WHAT YOU WILL DO:
Output the data exactly, with every line intact.
┌─ SUPPLIED MATERIAL
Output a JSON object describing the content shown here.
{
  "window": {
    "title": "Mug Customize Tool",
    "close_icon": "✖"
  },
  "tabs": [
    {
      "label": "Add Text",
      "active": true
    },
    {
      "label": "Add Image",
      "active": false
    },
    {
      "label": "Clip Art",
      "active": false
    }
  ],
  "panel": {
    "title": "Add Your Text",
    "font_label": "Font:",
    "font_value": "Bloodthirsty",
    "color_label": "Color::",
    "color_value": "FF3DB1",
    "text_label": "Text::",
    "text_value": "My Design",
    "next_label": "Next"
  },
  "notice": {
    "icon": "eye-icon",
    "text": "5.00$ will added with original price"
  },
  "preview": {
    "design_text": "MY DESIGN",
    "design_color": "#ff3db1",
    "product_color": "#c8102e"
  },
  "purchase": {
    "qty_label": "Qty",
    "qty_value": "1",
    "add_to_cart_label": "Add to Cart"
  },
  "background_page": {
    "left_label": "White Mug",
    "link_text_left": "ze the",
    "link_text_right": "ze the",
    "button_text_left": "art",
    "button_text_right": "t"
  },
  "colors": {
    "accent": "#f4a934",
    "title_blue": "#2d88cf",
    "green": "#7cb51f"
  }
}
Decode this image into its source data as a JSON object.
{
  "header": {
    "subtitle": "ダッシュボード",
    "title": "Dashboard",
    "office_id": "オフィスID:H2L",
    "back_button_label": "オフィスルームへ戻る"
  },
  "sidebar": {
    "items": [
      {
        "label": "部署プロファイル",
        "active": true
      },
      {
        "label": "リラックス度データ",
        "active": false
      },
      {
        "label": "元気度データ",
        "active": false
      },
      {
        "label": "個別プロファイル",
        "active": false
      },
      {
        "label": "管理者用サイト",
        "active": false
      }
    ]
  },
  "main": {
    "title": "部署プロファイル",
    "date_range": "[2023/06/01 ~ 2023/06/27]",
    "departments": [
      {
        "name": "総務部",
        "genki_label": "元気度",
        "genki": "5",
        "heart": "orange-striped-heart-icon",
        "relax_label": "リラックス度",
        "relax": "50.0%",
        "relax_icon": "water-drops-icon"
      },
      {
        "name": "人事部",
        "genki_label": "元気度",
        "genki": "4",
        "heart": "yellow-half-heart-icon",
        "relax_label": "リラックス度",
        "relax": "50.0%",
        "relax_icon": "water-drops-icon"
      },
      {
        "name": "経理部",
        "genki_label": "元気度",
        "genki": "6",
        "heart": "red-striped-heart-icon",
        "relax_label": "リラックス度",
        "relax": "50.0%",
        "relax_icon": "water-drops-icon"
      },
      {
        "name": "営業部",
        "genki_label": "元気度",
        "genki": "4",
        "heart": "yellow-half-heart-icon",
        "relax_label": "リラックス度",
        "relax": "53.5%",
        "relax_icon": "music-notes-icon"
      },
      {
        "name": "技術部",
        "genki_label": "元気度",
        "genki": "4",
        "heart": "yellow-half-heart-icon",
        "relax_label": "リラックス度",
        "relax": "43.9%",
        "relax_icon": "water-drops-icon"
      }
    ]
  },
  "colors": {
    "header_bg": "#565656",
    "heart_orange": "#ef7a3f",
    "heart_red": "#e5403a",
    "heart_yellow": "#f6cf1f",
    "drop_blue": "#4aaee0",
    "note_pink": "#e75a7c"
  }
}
└─
ANSWER BELOW:
Output a JSON object describing the content shown here.
{
  "window": {
    "title": "Mug Customize Tool",
    "close_icon": "✖"
  },
  "tabs": [
    {
      "label": "Add Text",
      "active": true
    },
    {
      "label": "Add Image",
      "active": false
    },
    {
      "label": "Clip Art",
      "active": false
    }
  ],
  "panel": {
    "title": "Add Your Text",
    "font_label": "Font:",
    "font_value": "Bloodthirsty",
    "color_label": "Color::",
    "color_value": "FF3DB1",
    "text_label": "Text::",
    "text_value": "My Design",
    "next_label": "Next"
  },
  "notice": {
    "icon": "eye-icon",
    "text": "5.00$ will added with original price"
  },
  "preview": {
    "design_text": "MY DESIGN",
    "design_color": "#ff3db1",
    "product_color": "#c8102e"
  },
  "purchase": {
    "qty_label": "Qty",
    "qty_value": "1",
    "add_to_cart_label": "Add to Cart"
  },
  "background_page": {
    "left_label": "White Mug",
    "link_text_left": "ze the",
    "link_text_right": "ze the",
    "button_text_left": "art",
    "button_text_right": "t"
  },
  "colors": {
    "accent": "#f4a934",
    "title_blue": "#2d88cf",
    "green": "#7cb51f"
  }
}
Decode this image into its source data as a JSON object.
{
  "header": {
    "subtitle": "ダッシュボード",
    "title": "Dashboard",
    "office_id": "オフィスID:H2L",
    "back_button_label": "オフィスルームへ戻る"
  },
  "sidebar": {
    "items": [
      {
        "label": "部署プロファイル",
        "active": true
      },
      {
        "label": "リラックス度データ",
        "active": false
      },
      {
        "label": "元気度データ",
        "active": false
      },
      {
        "label": "個別プロファイル",
        "active": false
      },
      {
        "label": "管理者用サイト",
        "active": false
      }
    ]
  },
  "main": {
    "title": "部署プロファイル",
    "date_range": "[2023/06/01 ~ 2023/06/27]",
    "departments": [
      {
        "name": "総務部",
        "genki_label": "元気度",
        "genki": "5",
        "heart": "orange-striped-heart-icon",
        "relax_label": "リラックス度",
        "relax": "50.0%",
        "relax_icon": "water-drops-icon"
      },
      {
        "name": "人事部",
        "genki_label": "元気度",
        "genki": "4",
        "heart": "yellow-half-heart-icon",
        "relax_label": "リラックス度",
        "relax": "50.0%",
        "relax_icon": "water-drops-icon"
      },
      {
        "name": "経理部",
        "genki_label": "元気度",
        "genki": "6",
        "heart": "red-striped-heart-icon",
        "relax_label": "リラックス度",
        "relax": "50.0%",
        "relax_icon": "water-drops-icon"
      },
      {
        "name": "営業部",
        "genki_label": "元気度",
        "genki": "4",
        "heart": "yellow-half-heart-icon",
        "relax_label": "リラックス度",
        "relax": "53.5%",
        "relax_icon": "music-notes-icon"
      },
      {
        "name": "技術部",
        "genki_label": "元気度",
        "genki": "4",
        "heart": "yellow-half-heart-icon",
        "relax_label": "リラックス度",
        "relax": "43.9%",
        "relax_icon": "water-drops-icon"
      }
    ]
  },
  "colors": {
    "header_bg": "#565656",
    "heart_orange": "#ef7a3f",
    "heart_red": "#e5403a",
    "heart_yellow": "#f6cf1f",
    "drop_blue": "#4aaee0",
    "note_pink": "#e75a7c"
  }
}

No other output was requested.